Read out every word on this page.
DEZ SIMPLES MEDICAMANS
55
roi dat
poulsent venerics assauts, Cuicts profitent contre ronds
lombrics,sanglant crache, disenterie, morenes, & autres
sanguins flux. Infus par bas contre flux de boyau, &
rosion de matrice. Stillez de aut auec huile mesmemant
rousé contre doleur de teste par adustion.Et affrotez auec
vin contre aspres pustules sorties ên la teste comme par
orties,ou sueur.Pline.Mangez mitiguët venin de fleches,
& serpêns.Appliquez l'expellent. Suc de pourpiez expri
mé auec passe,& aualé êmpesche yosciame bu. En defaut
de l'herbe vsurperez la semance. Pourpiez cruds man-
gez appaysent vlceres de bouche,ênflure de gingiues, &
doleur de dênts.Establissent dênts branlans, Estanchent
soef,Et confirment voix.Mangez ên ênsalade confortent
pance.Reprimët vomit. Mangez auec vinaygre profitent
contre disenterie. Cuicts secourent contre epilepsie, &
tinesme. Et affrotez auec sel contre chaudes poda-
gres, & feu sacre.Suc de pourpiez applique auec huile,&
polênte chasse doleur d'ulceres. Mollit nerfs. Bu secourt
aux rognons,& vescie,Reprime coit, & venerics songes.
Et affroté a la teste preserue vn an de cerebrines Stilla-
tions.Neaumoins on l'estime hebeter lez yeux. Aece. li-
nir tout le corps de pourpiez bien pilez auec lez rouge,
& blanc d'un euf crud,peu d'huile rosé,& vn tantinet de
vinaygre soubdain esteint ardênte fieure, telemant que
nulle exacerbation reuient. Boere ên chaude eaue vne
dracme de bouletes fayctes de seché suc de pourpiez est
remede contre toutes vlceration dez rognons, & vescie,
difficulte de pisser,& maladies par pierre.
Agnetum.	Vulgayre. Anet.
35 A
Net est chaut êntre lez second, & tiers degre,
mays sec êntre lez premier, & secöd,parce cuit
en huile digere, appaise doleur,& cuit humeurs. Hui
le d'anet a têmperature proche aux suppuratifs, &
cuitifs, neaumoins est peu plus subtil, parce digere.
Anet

-*-*-

*Requirements*
Filter the entries and copy out every line with the word "parce".

*Answer to the task*
mays sec êntre lez premier, & secöd,parce cuit
cuitifs, neaumoins est peu plus subtil, parce digere.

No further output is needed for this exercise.